Dataset records:
★ ★ ★ ★ ★

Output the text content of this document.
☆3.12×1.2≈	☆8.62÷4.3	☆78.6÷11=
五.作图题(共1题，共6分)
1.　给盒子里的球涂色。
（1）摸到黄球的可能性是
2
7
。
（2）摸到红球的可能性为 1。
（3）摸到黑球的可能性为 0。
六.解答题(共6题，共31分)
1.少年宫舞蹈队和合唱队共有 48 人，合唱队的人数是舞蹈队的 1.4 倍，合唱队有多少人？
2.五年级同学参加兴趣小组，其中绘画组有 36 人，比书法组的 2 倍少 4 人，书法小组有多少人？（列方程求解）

★ ★ ★ ★ ★

Prompt:
Please output the entire listing exactly as it stands.

Written response:
Output the text content of this document.
☆3.12×1.2≈	☆8.62÷4.3	☆78.6÷11=
五.作图题(共1题，共6分)
1.　给盒子里的球涂色。
（1）摸到黄球的可能性是
2
7
。
（2）摸到红球的可能性为 1。
（3）摸到黑球的可能性为 0。
六.解答题(共6题，共31分)
1.少年宫舞蹈队和合唱队共有 48 人，合唱队的人数是舞蹈队的 1.4 倍，合唱队有多少人？
2.五年级同学参加兴趣小组，其中绘画组有 36 人，比书法组的 2 倍少 4 人，书法小组有多少人？（列方程求解）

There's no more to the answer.